>> Start SUPPLIED INFORMATION

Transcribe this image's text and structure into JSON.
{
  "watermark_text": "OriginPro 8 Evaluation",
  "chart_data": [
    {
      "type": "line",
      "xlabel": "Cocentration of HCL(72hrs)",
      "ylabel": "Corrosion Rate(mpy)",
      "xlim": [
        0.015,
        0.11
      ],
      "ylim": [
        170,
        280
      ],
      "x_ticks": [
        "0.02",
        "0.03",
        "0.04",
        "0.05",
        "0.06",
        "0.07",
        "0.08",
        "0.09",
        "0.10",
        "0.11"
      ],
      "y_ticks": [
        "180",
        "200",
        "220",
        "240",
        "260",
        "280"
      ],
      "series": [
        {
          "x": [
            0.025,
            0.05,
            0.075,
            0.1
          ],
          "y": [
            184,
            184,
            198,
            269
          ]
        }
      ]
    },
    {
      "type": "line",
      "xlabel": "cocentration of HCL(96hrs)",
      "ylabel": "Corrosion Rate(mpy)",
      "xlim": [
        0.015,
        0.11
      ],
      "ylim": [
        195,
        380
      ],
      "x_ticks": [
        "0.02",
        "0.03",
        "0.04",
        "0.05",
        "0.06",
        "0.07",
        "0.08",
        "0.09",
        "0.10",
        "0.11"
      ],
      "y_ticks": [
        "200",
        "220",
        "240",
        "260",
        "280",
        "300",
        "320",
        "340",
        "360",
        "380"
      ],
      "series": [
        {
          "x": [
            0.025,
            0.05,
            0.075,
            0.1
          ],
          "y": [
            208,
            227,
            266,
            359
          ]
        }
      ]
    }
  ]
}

>> End SUPPLIED INFORMATION

Pick each line holding the word "xlabel" out of the data and copy it.

■ **RESULT OF THIS TASK**:
      "xlabel": "Cocentration of HCL(72hrs)",
      "xlabel": "cocentration of HCL(96hrs)",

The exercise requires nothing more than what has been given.